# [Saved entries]
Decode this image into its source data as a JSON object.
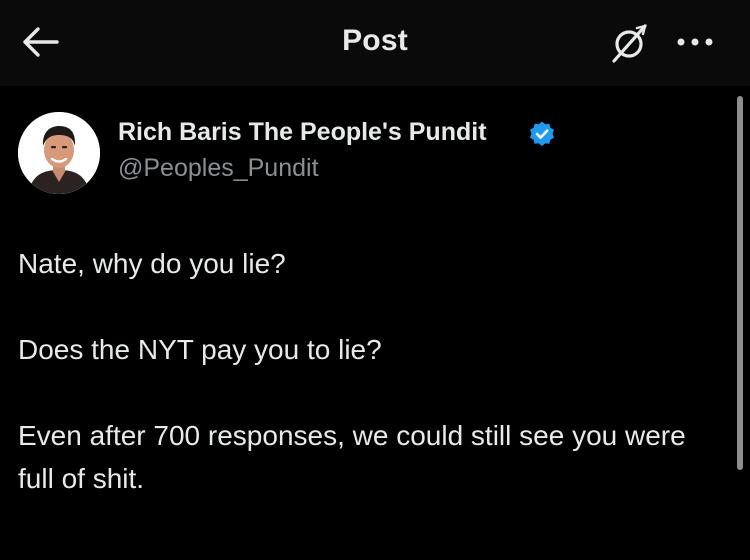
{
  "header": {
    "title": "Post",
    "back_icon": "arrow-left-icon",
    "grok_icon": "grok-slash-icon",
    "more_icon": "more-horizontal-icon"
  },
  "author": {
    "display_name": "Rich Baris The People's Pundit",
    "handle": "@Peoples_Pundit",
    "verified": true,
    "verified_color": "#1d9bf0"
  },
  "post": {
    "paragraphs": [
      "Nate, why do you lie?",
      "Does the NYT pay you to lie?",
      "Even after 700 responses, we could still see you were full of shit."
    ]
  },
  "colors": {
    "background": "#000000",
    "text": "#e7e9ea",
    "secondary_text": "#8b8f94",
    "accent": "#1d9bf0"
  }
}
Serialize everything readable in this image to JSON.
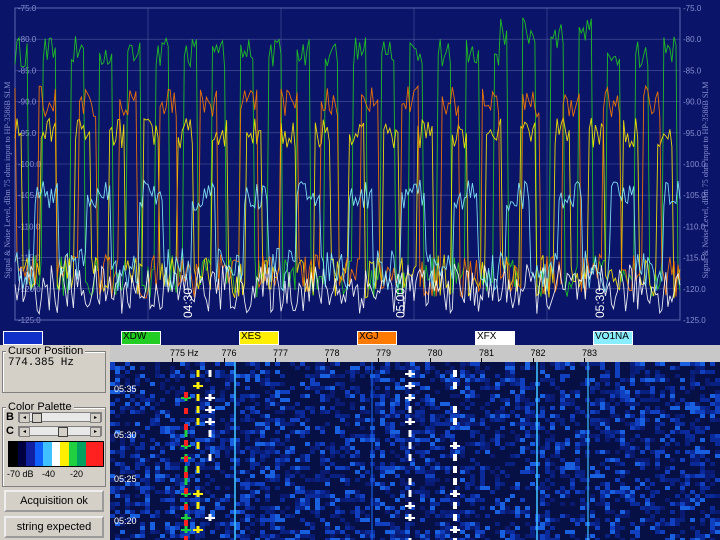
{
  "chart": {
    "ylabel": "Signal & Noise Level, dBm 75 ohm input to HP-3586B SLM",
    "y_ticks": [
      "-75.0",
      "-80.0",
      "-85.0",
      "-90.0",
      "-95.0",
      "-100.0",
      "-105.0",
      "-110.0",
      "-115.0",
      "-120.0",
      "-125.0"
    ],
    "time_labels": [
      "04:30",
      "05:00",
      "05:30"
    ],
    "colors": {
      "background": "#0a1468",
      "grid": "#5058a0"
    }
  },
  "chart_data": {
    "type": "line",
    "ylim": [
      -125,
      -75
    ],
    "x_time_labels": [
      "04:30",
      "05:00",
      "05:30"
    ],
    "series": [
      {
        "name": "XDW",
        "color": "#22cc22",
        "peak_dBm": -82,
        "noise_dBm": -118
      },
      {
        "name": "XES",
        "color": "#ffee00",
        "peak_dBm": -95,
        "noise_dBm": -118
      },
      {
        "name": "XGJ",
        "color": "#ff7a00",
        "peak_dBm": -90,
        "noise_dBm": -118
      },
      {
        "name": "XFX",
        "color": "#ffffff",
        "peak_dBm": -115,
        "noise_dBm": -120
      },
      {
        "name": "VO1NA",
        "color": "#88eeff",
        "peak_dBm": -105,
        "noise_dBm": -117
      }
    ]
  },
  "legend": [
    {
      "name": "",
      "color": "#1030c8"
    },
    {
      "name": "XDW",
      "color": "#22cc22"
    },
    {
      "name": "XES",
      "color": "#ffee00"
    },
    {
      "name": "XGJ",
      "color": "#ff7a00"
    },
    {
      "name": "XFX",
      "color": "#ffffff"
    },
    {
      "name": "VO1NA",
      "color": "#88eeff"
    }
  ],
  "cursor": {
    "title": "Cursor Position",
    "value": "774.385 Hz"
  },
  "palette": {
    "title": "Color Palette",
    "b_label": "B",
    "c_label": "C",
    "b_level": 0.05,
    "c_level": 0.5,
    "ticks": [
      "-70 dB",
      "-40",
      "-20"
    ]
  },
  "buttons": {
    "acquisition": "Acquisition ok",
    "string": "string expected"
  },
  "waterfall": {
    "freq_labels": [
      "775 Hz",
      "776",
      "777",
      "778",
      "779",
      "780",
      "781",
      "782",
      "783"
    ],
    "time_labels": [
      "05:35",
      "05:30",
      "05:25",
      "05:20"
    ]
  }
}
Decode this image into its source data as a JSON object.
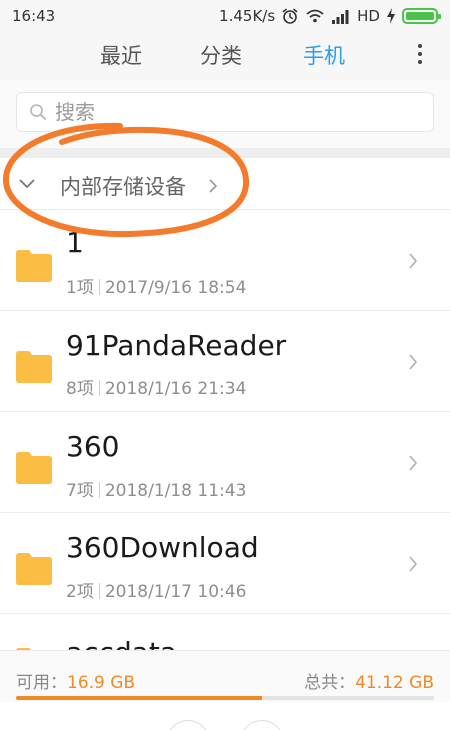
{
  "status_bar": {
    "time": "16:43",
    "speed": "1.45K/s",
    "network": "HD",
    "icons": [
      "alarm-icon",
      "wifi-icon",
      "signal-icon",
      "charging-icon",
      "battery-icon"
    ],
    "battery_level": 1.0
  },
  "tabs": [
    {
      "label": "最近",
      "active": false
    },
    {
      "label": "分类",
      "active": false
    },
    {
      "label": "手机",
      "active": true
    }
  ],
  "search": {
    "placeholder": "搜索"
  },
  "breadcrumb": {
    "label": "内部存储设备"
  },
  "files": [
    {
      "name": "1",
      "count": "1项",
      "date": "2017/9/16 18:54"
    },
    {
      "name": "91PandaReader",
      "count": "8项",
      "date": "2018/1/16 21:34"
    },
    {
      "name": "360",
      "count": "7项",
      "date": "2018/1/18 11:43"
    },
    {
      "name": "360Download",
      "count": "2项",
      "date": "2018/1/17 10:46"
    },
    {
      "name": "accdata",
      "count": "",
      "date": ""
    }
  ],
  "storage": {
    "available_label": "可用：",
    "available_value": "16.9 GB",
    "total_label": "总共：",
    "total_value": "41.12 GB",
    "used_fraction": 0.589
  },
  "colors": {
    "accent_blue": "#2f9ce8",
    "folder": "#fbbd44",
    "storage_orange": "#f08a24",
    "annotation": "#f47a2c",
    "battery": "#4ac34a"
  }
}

# [Exercise aim]
Read the data above. Pull out each line in which the string "background" appears.

# [The reply]
    "background": "#000000",
      "background": "#0a1468",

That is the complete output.